## Exercise
Return all of the entries exactly as written.

*** Material for this task ***

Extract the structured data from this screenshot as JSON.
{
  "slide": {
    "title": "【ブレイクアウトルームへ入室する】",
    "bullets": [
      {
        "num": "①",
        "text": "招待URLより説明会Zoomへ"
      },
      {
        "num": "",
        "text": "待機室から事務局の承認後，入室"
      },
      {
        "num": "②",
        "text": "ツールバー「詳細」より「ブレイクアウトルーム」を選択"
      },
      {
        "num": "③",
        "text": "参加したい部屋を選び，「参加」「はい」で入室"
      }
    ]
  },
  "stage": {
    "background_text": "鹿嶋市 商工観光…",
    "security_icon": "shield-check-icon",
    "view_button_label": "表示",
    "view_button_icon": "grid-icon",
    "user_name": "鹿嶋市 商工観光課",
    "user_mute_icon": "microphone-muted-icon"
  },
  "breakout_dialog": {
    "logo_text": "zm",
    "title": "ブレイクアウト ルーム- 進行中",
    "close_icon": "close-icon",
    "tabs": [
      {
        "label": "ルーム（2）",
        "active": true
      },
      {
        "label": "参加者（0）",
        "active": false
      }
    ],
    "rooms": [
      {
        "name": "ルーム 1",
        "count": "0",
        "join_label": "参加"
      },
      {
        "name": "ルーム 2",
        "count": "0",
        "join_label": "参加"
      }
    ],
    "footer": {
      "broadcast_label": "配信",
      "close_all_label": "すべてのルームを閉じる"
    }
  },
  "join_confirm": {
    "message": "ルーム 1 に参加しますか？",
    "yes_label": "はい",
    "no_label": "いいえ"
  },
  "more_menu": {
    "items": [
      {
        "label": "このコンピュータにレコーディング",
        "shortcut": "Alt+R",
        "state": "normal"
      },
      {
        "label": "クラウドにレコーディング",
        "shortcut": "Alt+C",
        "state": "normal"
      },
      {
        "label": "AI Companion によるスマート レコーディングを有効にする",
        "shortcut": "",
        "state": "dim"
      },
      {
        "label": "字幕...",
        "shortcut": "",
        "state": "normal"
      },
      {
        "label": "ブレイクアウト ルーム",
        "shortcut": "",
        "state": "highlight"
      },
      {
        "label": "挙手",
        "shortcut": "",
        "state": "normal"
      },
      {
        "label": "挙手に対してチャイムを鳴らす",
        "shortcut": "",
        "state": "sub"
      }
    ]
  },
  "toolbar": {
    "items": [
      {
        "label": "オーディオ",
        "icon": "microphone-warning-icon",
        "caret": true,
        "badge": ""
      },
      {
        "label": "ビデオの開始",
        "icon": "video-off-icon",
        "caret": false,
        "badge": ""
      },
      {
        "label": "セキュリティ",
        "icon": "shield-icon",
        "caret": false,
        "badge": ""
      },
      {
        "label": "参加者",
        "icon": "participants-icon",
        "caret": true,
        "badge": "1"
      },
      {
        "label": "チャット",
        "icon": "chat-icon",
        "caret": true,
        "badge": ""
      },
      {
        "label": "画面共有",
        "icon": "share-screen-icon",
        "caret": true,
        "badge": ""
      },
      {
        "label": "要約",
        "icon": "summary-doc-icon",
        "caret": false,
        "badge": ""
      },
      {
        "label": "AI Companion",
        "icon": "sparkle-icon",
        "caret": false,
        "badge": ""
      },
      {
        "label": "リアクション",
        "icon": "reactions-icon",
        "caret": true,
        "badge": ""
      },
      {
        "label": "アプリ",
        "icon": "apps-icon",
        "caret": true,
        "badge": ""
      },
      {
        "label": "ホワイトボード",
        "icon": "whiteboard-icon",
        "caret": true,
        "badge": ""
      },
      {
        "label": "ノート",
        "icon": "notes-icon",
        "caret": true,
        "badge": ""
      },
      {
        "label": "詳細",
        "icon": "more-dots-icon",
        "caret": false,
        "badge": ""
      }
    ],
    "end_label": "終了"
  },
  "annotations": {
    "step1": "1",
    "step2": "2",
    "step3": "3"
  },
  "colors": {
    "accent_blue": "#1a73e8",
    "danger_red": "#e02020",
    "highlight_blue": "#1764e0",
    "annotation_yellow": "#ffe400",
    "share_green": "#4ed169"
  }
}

***

## Task response
Extract the structured data from this screenshot as JSON.
{
  "slide": {
    "title": "【ブレイクアウトルームへ入室する】",
    "bullets": [
      {
        "num": "①",
        "text": "招待URLより説明会Zoomへ"
      },
      {
        "num": "",
        "text": "待機室から事務局の承認後，入室"
      },
      {
        "num": "②",
        "text": "ツールバー「詳細」より「ブレイクアウトルーム」を選択"
      },
      {
        "num": "③",
        "text": "参加したい部屋を選び，「参加」「はい」で入室"
      }
    ]
  },
  "stage": {
    "background_text": "鹿嶋市 商工観光…",
    "security_icon": "shield-check-icon",
    "view_button_label": "表示",
    "view_button_icon": "grid-icon",
    "user_name": "鹿嶋市 商工観光課",
    "user_mute_icon": "microphone-muted-icon"
  },
  "breakout_dialog": {
    "logo_text": "zm",
    "title": "ブレイクアウト ルーム- 進行中",
    "close_icon": "close-icon",
    "tabs": [
      {
        "label": "ルーム（2）",
        "active": true
      },
      {
        "label": "参加者（0）",
        "active": false
      }
    ],
    "rooms": [
      {
        "name": "ルーム 1",
        "count": "0",
        "join_label": "参加"
      },
      {
        "name": "ルーム 2",
        "count": "0",
        "join_label": "参加"
      }
    ],
    "footer": {
      "broadcast_label": "配信",
      "close_all_label": "すべてのルームを閉じる"
    }
  },
  "join_confirm": {
    "message": "ルーム 1 に参加しますか？",
    "yes_label": "はい",
    "no_label": "いいえ"
  },
  "more_menu": {
    "items": [
      {
        "label": "このコンピュータにレコーディング",
        "shortcut": "Alt+R",
        "state": "normal"
      },
      {
        "label": "クラウドにレコーディング",
        "shortcut": "Alt+C",
        "state": "normal"
      },
      {
        "label": "AI Companion によるスマート レコーディングを有効にする",
        "shortcut": "",
        "state": "dim"
      },
      {
        "label": "字幕...",
        "shortcut": "",
        "state": "normal"
      },
      {
        "label": "ブレイクアウト ルーム",
        "shortcut": "",
        "state": "highlight"
      },
      {
        "label": "挙手",
        "shortcut": "",
        "state": "normal"
      },
      {
        "label": "挙手に対してチャイムを鳴らす",
        "shortcut": "",
        "state": "sub"
      }
    ]
  },
  "toolbar": {
    "items": [
      {
        "label": "オーディオ",
        "icon": "microphone-warning-icon",
        "caret": true,
        "badge": ""
      },
      {
        "label": "ビデオの開始",
        "icon": "video-off-icon",
        "caret": false,
        "badge": ""
      },
      {
        "label": "セキュリティ",
        "icon": "shield-icon",
        "caret": false,
        "badge": ""
      },
      {
        "label": "参加者",
        "icon": "participants-icon",
        "caret": true,
        "badge": "1"
      },
      {
        "label": "チャット",
        "icon": "chat-icon",
        "caret": true,
        "badge": ""
      },
      {
        "label": "画面共有",
        "icon": "share-screen-icon",
        "caret": true,
        "badge": ""
      },
      {
        "label": "要約",
        "icon": "summary-doc-icon",
        "caret": false,
        "badge": ""
      },
      {
        "label": "AI Companion",
        "icon": "sparkle-icon",
        "caret": false,
        "badge": ""
      },
      {
        "label": "リアクション",
        "icon": "reactions-icon",
        "caret": true,
        "badge": ""
      },
      {
        "label": "アプリ",
        "icon": "apps-icon",
        "caret": true,
        "badge": ""
      },
      {
        "label": "ホワイトボード",
        "icon": "whiteboard-icon",
        "caret": true,
        "badge": ""
      },
      {
        "label": "ノート",
        "icon": "notes-icon",
        "caret": true,
        "badge": ""
      },
      {
        "label": "詳細",
        "icon": "more-dots-icon",
        "caret": false,
        "badge": ""
      }
    ],
    "end_label": "終了"
  },
  "annotations": {
    "step1": "1",
    "step2": "2",
    "step3": "3"
  },
  "colors": {
    "accent_blue": "#1a73e8",
    "danger_red": "#e02020",
    "highlight_blue": "#1764e0",
    "annotation_yellow": "#ffe400",
    "share_green": "#4ed169"
  }
}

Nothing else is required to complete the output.